▶ [What this task involves] Rewrite the records below, replacing "shield-icon" with "shield-logo" and leaving everything else unchanged. Omit the pictures from your answer.
** Start of Rows **
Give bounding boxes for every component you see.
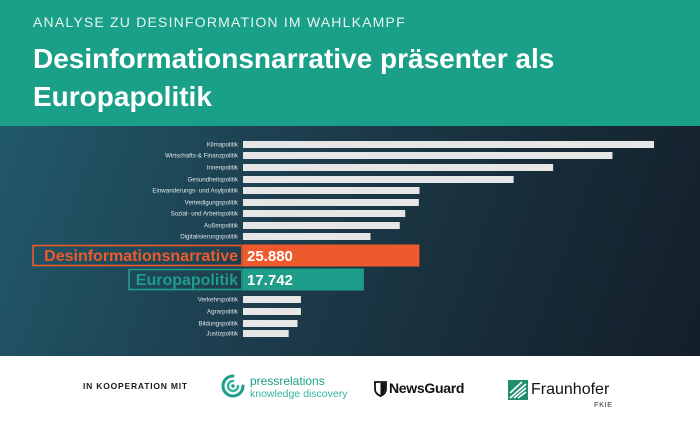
value-label-desinformationsnarrative: 25.880 [247,248,293,265]
category-label-europapolitik: Europapolitik [136,272,238,289]
category-label-sozial-und-arbeitspolitik: Sozial- und Arbeitspolitik [171,211,239,218]
category-label-desinformationsnarrative: Desinformationsnarrative [44,248,238,265]
highlight-label-box-europapolitik [128,268,243,291]
footer: IN KOOPERATION MIT pressrelations knowle… [0,356,700,421]
category-label-digitalisierungspolitik: Digitalisierungspolitik [180,234,239,241]
category-label-verteidigungspolitik: Verteidigungspolitik [185,200,239,207]
bar-agrarpolitik [243,308,301,315]
category-label-innenpolitik: Innenpolitik [207,165,239,172]
pressrelations-tagline: knowledge discovery [250,388,348,400]
fraunhofer-icon [508,380,528,400]
category-label-gesundheitspolitik: Gesundheitspolitik [187,177,238,184]
bar-desinformationsnarrative [243,244,420,267]
bar-europapolitik [243,268,364,291]
bar-verkehrspolitik [243,296,301,303]
fraunhofer-unit: FKIE [594,400,613,409]
category-label-klimapolitik: Klimapolitik [207,142,239,149]
bar-sozial-und-arbeitspolitik [243,210,406,217]
bar-einwanderungs-und-asylpolitik [243,187,420,194]
bar-gesundheitspolitik [243,176,514,183]
kicker-text: ANALYSE ZU DESINFORMATION IM WAHLKAMPF [33,14,406,30]
bar-digitalisierungspolitik [243,233,371,240]
shield-icon [374,381,387,397]
category-label-verkehrspolitik: Verkehrspolitik [198,297,239,304]
cooperation-label: IN KOOPERATION MIT [83,381,188,391]
chart-panel: Klimapolitik Wirtschafts-& Finanzpolitik I… [0,126,700,356]
category-label-justizpolitik: Justizpolitik [206,331,239,338]
bar-verteidigungspolitik [243,199,419,206]
fraunhofer-name: Fraunhofer [531,381,610,398]
bar-außenpolitik [243,222,400,229]
bar-chart: Klimapolitik Wirtschafts-& Finanzpolitik I… [32,141,654,338]
pressrelations-name: pressrelations [250,374,325,388]
pressrelations-logo: pressrelations knowledge discovery [220,371,350,405]
newsguard-name: NewsGuard [389,380,465,396]
category-label-agrarpolitik: Agrarpolitik [207,309,239,316]
category-label-wirtschafts-und-finanzpolitik: Wirtschafts-& Finanzpolitik [165,153,239,160]
category-label-außenpolitik: Außenpolitik [204,223,239,230]
pressrelations-icon [221,374,245,398]
bar-justizpolitik [243,330,289,337]
bar-innenpolitik [243,164,554,171]
category-label-bildungspolitik: Bildungspolitik [198,321,238,328]
page-title: Desinformationsnarrative präsenter als E… [33,43,555,112]
highlight-label-box-desinformationsnarrative [32,244,243,267]
bar-bildungspolitik [243,320,298,327]
bar-wirtschafts-und-finanzpolitik [243,152,613,159]
value-label-europapolitik: 17.742 [247,272,293,289]
header-banner: ANALYSE ZU DESINFORMATION IM WAHLKAMPF D… [0,0,700,126]
category-label-einwanderungs-und-asylpolitik: Einwanderungs- und Asylpolitik [152,188,239,195]
bar-klimapolitik [243,141,654,148]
** End of Rows **
▶ [Written solution]
Give bounding boxes for every component you see.
value-label-desinformationsnarrative: 25.880 [247,248,293,265]
category-label-europapolitik: Europapolitik [136,272,238,289]
category-label-sozial-und-arbeitspolitik: Sozial- und Arbeitspolitik [171,211,239,218]
category-label-desinformationsnarrative: Desinformationsnarrative [44,248,238,265]
highlight-label-box-europapolitik [128,268,243,291]
footer: IN KOOPERATION MIT pressrelations knowle… [0,356,700,421]
category-label-digitalisierungspolitik: Digitalisierungspolitik [180,234,239,241]
category-label-verteidigungspolitik: Verteidigungspolitik [185,200,239,207]
bar-agrarpolitik [243,308,301,315]
category-label-innenpolitik: Innenpolitik [207,165,239,172]
pressrelations-tagline: knowledge discovery [250,388,348,400]
fraunhofer-icon [508,380,528,400]
category-label-gesundheitspolitik: Gesundheitspolitik [187,177,238,184]
bar-desinformationsnarrative [243,244,420,267]
bar-europapolitik [243,268,364,291]
bar-verkehrspolitik [243,296,301,303]
fraunhofer-unit: FKIE [594,400,613,409]
category-label-klimapolitik: Klimapolitik [207,142,239,149]
bar-sozial-und-arbeitspolitik [243,210,406,217]
bar-einwanderungs-und-asylpolitik [243,187,420,194]
bar-gesundheitspolitik [243,176,514,183]
kicker-text: ANALYSE ZU DESINFORMATION IM WAHLKAMPF [33,14,406,30]
bar-digitalisierungspolitik [243,233,371,240]
shield-logo [374,381,387,397]
category-label-verkehrspolitik: Verkehrspolitik [198,297,239,304]
cooperation-label: IN KOOPERATION MIT [83,381,188,391]
chart-panel: Klimapolitik Wirtschafts-& Finanzpolitik I… [0,126,700,356]
category-label-justizpolitik: Justizpolitik [206,331,239,338]
bar-verteidigungspolitik [243,199,419,206]
fraunhofer-name: Fraunhofer [531,381,610,398]
bar-außenpolitik [243,222,400,229]
bar-chart: Klimapolitik Wirtschafts-& Finanzpolitik I… [32,141,654,338]
pressrelations-name: pressrelations [250,374,325,388]
pressrelations-logo: pressrelations knowledge discovery [220,371,350,405]
newsguard-name: NewsGuard [389,380,465,396]
category-label-agrarpolitik: Agrarpolitik [207,309,239,316]
category-label-wirtschafts-und-finanzpolitik: Wirtschafts-& Finanzpolitik [165,153,239,160]
category-label-außenpolitik: Außenpolitik [204,223,239,230]
pressrelations-icon [221,374,245,398]
bar-justizpolitik [243,330,289,337]
bar-innenpolitik [243,164,554,171]
category-label-bildungspolitik: Bildungspolitik [198,321,238,328]
page-title: Desinformationsnarrative präsenter als E… [33,43,555,112]
highlight-label-box-desinformationsnarrative [32,244,243,267]
bar-bildungspolitik [243,320,298,327]
bar-wirtschafts-und-finanzpolitik [243,152,613,159]
value-label-europapolitik: 17.742 [247,272,293,289]
header-banner: ANALYSE ZU DESINFORMATION IM WAHLKAMPF D… [0,0,700,126]
category-label-einwanderungs-und-asylpolitik: Einwanderungs- und Asylpolitik [152,188,239,195]
bar-klimapolitik [243,141,654,148]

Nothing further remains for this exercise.